» **Provided information**
----
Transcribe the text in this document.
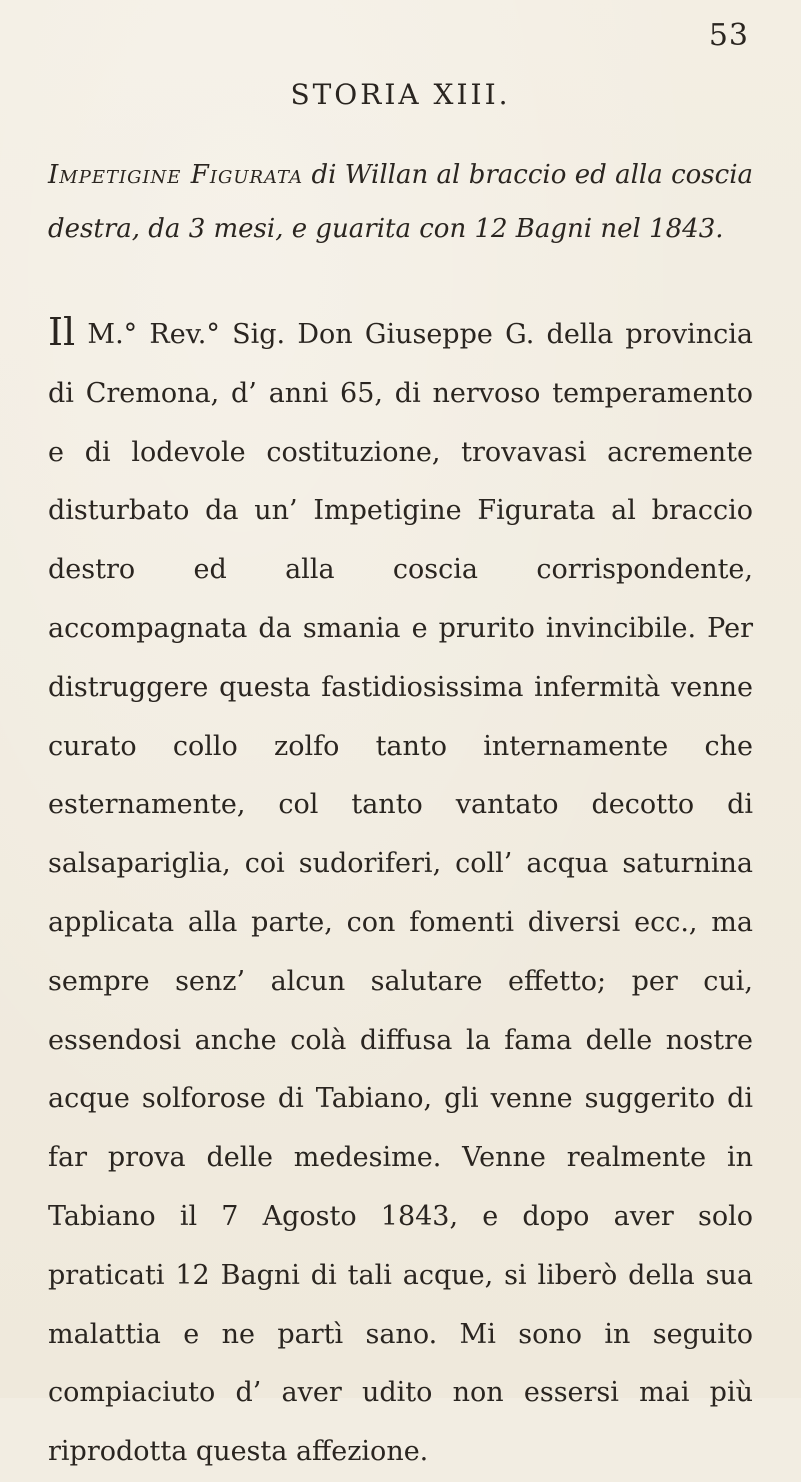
53
STORIA XIII.
Impetigine Figurata di Willan al braccio ed alla coscia destra, da 3 mesi, e guarita con 12 Bagni nel 1843.
Il M.° Rev.° Sig. Don Giuseppe G. della provincia di Cremona, d’ anni 65, di nervoso temperamento e di lodevole costituzione, trovavasi acremente disturbato da un’ Impetigine Figurata al braccio destro ed alla coscia corrispondente, accompagnata da smania e prurito invincibile. Per distruggere questa fastidiosissima infermità venne curato collo zolfo tanto internamente che esternamente, col tanto vantato decotto di salsapariglia, coi sudoriferi, coll’ acqua saturnina applicata alla parte, con fomenti diversi ecc., ma sempre senz’ alcun salutare effetto; per cui, essendosi anche colà diffusa la fama delle nostre acque solforose di Tabiano, gli venne suggerito di far prova delle medesime. Venne realmente in Tabiano il 7 Agosto 1843, e dopo aver solo praticati 12 Bagni di tali acque, si liberò della sua malattia e ne partì sano. Mi sono in seguito compiaciuto d’ aver udito non essersi mai più riprodotta questa affezione.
----
» **Request**
Copy every line above word for word and exclude the pictures.

» **Correct result**
Transcribe the text in this document.
53
STORIA XIII.
Impetigine Figurata di Willan al braccio ed alla coscia destra, da 3 mesi, e guarita con 12 Bagni nel 1843.
Il M.° Rev.° Sig. Don Giuseppe G. della provincia di Cremona, d’ anni 65, di nervoso temperamento e di lodevole costituzione, trovavasi acremente disturbato da un’ Impetigine Figurata al braccio destro ed alla coscia corrispondente, accompagnata da smania e prurito invincibile. Per distruggere questa fastidiosissima infermità venne curato collo zolfo tanto internamente che esternamente, col tanto vantato decotto di salsapariglia, coi sudoriferi, coll’ acqua saturnina applicata alla parte, con fomenti diversi ecc., ma sempre senz’ alcun salutare effetto; per cui, essendosi anche colà diffusa la fama delle nostre acque solforose di Tabiano, gli venne suggerito di far prova delle medesime. Venne realmente in Tabiano il 7 Agosto 1843, e dopo aver solo praticati 12 Bagni di tali acque, si liberò della sua malattia e ne partì sano. Mi sono in seguito compiaciuto d’ aver udito non essersi mai più riprodotta questa affezione.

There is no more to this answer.